**What is needed:**
Repeat the whole listing exactly as written.

----------

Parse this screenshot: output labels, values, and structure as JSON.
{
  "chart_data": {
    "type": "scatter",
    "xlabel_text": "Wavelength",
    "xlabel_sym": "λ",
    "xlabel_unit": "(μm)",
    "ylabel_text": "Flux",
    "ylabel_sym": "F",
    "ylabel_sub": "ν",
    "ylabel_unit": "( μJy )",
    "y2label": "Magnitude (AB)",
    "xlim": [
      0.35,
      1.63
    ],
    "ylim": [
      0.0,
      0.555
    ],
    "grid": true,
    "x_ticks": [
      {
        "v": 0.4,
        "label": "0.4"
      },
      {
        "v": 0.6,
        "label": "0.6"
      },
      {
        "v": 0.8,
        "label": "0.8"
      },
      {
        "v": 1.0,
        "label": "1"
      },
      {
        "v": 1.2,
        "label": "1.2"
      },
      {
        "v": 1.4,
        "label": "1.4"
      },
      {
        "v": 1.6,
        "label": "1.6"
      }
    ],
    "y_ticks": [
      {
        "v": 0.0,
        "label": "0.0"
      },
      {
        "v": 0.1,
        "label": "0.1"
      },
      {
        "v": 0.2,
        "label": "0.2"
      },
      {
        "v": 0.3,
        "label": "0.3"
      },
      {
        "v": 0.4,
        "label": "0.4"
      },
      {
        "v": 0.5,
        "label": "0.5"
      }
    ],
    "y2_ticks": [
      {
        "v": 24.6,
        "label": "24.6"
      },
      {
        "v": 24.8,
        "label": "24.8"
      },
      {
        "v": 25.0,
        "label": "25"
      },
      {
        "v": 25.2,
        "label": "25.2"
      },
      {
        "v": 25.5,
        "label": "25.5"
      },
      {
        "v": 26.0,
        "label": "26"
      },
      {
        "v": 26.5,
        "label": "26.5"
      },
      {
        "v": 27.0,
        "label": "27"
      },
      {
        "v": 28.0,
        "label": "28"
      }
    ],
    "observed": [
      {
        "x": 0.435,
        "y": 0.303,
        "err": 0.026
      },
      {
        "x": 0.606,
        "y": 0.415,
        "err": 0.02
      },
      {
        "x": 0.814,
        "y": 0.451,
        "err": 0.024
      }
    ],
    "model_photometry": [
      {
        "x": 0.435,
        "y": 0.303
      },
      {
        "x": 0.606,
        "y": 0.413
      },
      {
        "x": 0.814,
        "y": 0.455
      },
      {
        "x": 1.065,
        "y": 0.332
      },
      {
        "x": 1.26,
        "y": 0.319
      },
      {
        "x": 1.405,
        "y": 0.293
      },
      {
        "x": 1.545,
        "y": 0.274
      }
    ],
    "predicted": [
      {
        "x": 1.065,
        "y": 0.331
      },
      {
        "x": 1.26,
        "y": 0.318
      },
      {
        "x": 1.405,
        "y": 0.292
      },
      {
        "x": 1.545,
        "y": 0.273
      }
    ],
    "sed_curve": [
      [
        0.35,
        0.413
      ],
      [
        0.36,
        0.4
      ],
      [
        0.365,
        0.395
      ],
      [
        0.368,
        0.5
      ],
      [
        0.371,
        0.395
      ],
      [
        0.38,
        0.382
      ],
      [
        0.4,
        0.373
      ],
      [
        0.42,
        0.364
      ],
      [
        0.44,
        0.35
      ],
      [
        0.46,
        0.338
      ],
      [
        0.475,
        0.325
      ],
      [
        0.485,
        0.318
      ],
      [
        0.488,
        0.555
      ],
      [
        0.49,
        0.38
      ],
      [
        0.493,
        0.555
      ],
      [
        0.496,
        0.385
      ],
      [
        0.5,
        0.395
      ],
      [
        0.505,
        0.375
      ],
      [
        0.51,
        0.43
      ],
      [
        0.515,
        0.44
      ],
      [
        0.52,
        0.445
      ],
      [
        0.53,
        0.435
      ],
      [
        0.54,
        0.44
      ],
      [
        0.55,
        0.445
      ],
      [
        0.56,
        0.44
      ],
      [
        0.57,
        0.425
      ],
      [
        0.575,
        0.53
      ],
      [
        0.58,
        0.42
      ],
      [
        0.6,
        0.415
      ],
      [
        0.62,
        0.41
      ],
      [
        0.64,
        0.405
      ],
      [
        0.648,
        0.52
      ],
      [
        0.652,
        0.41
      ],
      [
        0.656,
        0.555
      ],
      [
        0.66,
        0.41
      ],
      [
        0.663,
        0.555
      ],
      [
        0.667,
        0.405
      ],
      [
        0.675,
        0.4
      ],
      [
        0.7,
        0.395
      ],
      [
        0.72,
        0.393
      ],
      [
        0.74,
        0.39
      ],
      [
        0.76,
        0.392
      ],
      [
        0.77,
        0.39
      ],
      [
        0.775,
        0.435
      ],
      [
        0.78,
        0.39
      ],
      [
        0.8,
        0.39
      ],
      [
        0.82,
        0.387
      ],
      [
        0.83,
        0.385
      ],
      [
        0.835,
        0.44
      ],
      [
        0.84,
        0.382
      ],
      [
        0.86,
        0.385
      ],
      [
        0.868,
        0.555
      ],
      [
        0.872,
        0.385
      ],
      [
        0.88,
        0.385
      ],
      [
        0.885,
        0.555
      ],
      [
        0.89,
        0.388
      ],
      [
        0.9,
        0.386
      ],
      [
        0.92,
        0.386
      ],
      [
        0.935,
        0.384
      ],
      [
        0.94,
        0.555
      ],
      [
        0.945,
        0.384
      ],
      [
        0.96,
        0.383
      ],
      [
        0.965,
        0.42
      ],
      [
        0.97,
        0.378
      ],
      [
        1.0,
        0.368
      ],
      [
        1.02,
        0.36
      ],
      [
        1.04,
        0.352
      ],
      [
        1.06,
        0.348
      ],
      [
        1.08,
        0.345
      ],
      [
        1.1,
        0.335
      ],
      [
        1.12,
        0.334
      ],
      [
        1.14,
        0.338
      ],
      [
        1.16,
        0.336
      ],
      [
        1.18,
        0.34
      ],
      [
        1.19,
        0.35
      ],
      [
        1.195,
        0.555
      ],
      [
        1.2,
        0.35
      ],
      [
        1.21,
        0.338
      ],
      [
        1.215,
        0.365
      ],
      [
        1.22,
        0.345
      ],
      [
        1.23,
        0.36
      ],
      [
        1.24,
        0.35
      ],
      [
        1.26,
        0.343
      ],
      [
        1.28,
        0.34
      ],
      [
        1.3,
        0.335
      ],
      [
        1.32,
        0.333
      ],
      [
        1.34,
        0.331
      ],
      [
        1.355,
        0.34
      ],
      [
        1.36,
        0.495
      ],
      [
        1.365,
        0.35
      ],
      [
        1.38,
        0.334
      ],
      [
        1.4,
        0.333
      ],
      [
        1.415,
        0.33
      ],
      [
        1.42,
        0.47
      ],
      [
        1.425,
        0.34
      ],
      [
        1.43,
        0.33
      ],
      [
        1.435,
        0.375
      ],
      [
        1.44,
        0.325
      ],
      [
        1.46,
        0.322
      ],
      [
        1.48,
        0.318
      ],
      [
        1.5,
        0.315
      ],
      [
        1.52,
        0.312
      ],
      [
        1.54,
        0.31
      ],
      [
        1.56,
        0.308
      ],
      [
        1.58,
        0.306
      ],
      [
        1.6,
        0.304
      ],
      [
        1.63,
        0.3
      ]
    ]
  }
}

----------

**Solution to the exercise:**
Parse this screenshot: output labels, values, and structure as JSON.
{
  "chart_data": {
    "type": "scatter",
    "xlabel_text": "Wavelength",
    "xlabel_sym": "λ",
    "xlabel_unit": "(μm)",
    "ylabel_text": "Flux",
    "ylabel_sym": "F",
    "ylabel_sub": "ν",
    "ylabel_unit": "( μJy )",
    "y2label": "Magnitude (AB)",
    "xlim": [
      0.35,
      1.63
    ],
    "ylim": [
      0.0,
      0.555
    ],
    "grid": true,
    "x_ticks": [
      {
        "v": 0.4,
        "label": "0.4"
      },
      {
        "v": 0.6,
        "label": "0.6"
      },
      {
        "v": 0.8,
        "label": "0.8"
      },
      {
        "v": 1.0,
        "label": "1"
      },
      {
        "v": 1.2,
        "label": "1.2"
      },
      {
        "v": 1.4,
        "label": "1.4"
      },
      {
        "v": 1.6,
        "label": "1.6"
      }
    ],
    "y_ticks": [
      {
        "v": 0.0,
        "label": "0.0"
      },
      {
        "v": 0.1,
        "label": "0.1"
      },
      {
        "v": 0.2,
        "label": "0.2"
      },
      {
        "v": 0.3,
        "label": "0.3"
      },
      {
        "v": 0.4,
        "label": "0.4"
      },
      {
        "v": 0.5,
        "label": "0.5"
      }
    ],
    "y2_ticks": [
      {
        "v": 24.6,
        "label": "24.6"
      },
      {
        "v": 24.8,
        "label": "24.8"
      },
      {
        "v": 25.0,
        "label": "25"
      },
      {
        "v": 25.2,
        "label": "25.2"
      },
      {
        "v": 25.5,
        "label": "25.5"
      },
      {
        "v": 26.0,
        "label": "26"
      },
      {
        "v": 26.5,
        "label": "26.5"
      },
      {
        "v": 27.0,
        "label": "27"
      },
      {
        "v": 28.0,
        "label": "28"
      }
    ],
    "observed": [
      {
        "x": 0.435,
        "y": 0.303,
        "err": 0.026
      },
      {
        "x": 0.606,
        "y": 0.415,
        "err": 0.02
      },
      {
        "x": 0.814,
        "y": 0.451,
        "err": 0.024
      }
    ],
    "model_photometry": [
      {
        "x": 0.435,
        "y": 0.303
      },
      {
        "x": 0.606,
        "y": 0.413
      },
      {
        "x": 0.814,
        "y": 0.455
      },
      {
        "x": 1.065,
        "y": 0.332
      },
      {
        "x": 1.26,
        "y": 0.319
      },
      {
        "x": 1.405,
        "y": 0.293
      },
      {
        "x": 1.545,
        "y": 0.274
      }
    ],
    "predicted": [
      {
        "x": 1.065,
        "y": 0.331
      },
      {
        "x": 1.26,
        "y": 0.318
      },
      {
        "x": 1.405,
        "y": 0.292
      },
      {
        "x": 1.545,
        "y": 0.273
      }
    ],
    "sed_curve": [
      [
        0.35,
        0.413
      ],
      [
        0.36,
        0.4
      ],
      [
        0.365,
        0.395
      ],
      [
        0.368,
        0.5
      ],
      [
        0.371,
        0.395
      ],
      [
        0.38,
        0.382
      ],
      [
        0.4,
        0.373
      ],
      [
        0.42,
        0.364
      ],
      [
        0.44,
        0.35
      ],
      [
        0.46,
        0.338
      ],
      [
        0.475,
        0.325
      ],
      [
        0.485,
        0.318
      ],
      [
        0.488,
        0.555
      ],
      [
        0.49,
        0.38
      ],
      [
        0.493,
        0.555
      ],
      [
        0.496,
        0.385
      ],
      [
        0.5,
        0.395
      ],
      [
        0.505,
        0.375
      ],
      [
        0.51,
        0.43
      ],
      [
        0.515,
        0.44
      ],
      [
        0.52,
        0.445
      ],
      [
        0.53,
        0.435
      ],
      [
        0.54,
        0.44
      ],
      [
        0.55,
        0.445
      ],
      [
        0.56,
        0.44
      ],
      [
        0.57,
        0.425
      ],
      [
        0.575,
        0.53
      ],
      [
        0.58,
        0.42
      ],
      [
        0.6,
        0.415
      ],
      [
        0.62,
        0.41
      ],
      [
        0.64,
        0.405
      ],
      [
        0.648,
        0.52
      ],
      [
        0.652,
        0.41
      ],
      [
        0.656,
        0.555
      ],
      [
        0.66,
        0.41
      ],
      [
        0.663,
        0.555
      ],
      [
        0.667,
        0.405
      ],
      [
        0.675,
        0.4
      ],
      [
        0.7,
        0.395
      ],
      [
        0.72,
        0.393
      ],
      [
        0.74,
        0.39
      ],
      [
        0.76,
        0.392
      ],
      [
        0.77,
        0.39
      ],
      [
        0.775,
        0.435
      ],
      [
        0.78,
        0.39
      ],
      [
        0.8,
        0.39
      ],
      [
        0.82,
        0.387
      ],
      [
        0.83,
        0.385
      ],
      [
        0.835,
        0.44
      ],
      [
        0.84,
        0.382
      ],
      [
        0.86,
        0.385
      ],
      [
        0.868,
        0.555
      ],
      [
        0.872,
        0.385
      ],
      [
        0.88,
        0.385
      ],
      [
        0.885,
        0.555
      ],
      [
        0.89,
        0.388
      ],
      [
        0.9,
        0.386
      ],
      [
        0.92,
        0.386
      ],
      [
        0.935,
        0.384
      ],
      [
        0.94,
        0.555
      ],
      [
        0.945,
        0.384
      ],
      [
        0.96,
        0.383
      ],
      [
        0.965,
        0.42
      ],
      [
        0.97,
        0.378
      ],
      [
        1.0,
        0.368
      ],
      [
        1.02,
        0.36
      ],
      [
        1.04,
        0.352
      ],
      [
        1.06,
        0.348
      ],
      [
        1.08,
        0.345
      ],
      [
        1.1,
        0.335
      ],
      [
        1.12,
        0.334
      ],
      [
        1.14,
        0.338
      ],
      [
        1.16,
        0.336
      ],
      [
        1.18,
        0.34
      ],
      [
        1.19,
        0.35
      ],
      [
        1.195,
        0.555
      ],
      [
        1.2,
        0.35
      ],
      [
        1.21,
        0.338
      ],
      [
        1.215,
        0.365
      ],
      [
        1.22,
        0.345
      ],
      [
        1.23,
        0.36
      ],
      [
        1.24,
        0.35
      ],
      [
        1.26,
        0.343
      ],
      [
        1.28,
        0.34
      ],
      [
        1.3,
        0.335
      ],
      [
        1.32,
        0.333
      ],
      [
        1.34,
        0.331
      ],
      [
        1.355,
        0.34
      ],
      [
        1.36,
        0.495
      ],
      [
        1.365,
        0.35
      ],
      [
        1.38,
        0.334
      ],
      [
        1.4,
        0.333
      ],
      [
        1.415,
        0.33
      ],
      [
        1.42,
        0.47
      ],
      [
        1.425,
        0.34
      ],
      [
        1.43,
        0.33
      ],
      [
        1.435,
        0.375
      ],
      [
        1.44,
        0.325
      ],
      [
        1.46,
        0.322
      ],
      [
        1.48,
        0.318
      ],
      [
        1.5,
        0.315
      ],
      [
        1.52,
        0.312
      ],
      [
        1.54,
        0.31
      ],
      [
        1.56,
        0.308
      ],
      [
        1.58,
        0.306
      ],
      [
        1.6,
        0.304
      ],
      [
        1.63,
        0.3
      ]
    ]
  }
}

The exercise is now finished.